» DIRECTIVE
Find the line that contains "Output the text content of this document." and print it and every line after it, exactly, please.

» RECORDS FOR THE TASK
--
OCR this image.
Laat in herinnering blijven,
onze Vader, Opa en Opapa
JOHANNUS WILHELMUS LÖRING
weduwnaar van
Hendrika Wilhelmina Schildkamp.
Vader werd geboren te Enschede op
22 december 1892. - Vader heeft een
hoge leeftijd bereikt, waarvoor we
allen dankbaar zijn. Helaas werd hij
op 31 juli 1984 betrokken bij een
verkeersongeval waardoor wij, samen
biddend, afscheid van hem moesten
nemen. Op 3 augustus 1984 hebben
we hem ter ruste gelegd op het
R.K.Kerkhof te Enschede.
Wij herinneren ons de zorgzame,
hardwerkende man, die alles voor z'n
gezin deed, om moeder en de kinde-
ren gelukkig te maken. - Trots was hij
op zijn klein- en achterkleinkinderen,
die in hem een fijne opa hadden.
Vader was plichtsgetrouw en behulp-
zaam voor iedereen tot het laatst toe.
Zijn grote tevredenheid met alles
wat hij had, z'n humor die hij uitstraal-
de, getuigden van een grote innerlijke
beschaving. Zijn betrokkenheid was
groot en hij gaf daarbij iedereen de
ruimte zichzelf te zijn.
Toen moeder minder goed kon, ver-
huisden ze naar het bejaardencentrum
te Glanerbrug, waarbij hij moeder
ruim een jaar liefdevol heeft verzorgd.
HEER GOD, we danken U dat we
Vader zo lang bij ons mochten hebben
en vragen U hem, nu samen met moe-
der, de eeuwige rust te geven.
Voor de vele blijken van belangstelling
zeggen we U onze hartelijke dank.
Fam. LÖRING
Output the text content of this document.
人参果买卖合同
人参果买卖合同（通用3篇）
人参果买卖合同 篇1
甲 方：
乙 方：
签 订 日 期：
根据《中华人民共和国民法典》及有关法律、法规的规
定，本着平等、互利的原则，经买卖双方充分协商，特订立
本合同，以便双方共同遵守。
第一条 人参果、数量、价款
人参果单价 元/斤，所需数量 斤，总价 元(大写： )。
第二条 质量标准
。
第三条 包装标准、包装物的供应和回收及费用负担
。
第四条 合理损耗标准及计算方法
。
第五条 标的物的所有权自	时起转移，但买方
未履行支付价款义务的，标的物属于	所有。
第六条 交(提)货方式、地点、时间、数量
--
» SOLVED EXERCISE
Output the text content of this document.
人参果买卖合同
人参果买卖合同（通用3篇）
人参果买卖合同 篇1
甲 方：
乙 方：
签 订 日 期：
根据《中华人民共和国民法典》及有关法律、法规的规
定，本着平等、互利的原则，经买卖双方充分协商，特订立
本合同，以便双方共同遵守。
第一条 人参果、数量、价款
人参果单价 元/斤，所需数量 斤，总价 元(大写： )。
第二条 质量标准
。
第三条 包装标准、包装物的供应和回收及费用负担
。
第四条 合理损耗标准及计算方法
。
第五条 标的物的所有权自	时起转移，但买方
未履行支付价款义务的，标的物属于	所有。
第六条 交(提)货方式、地点、时间、数量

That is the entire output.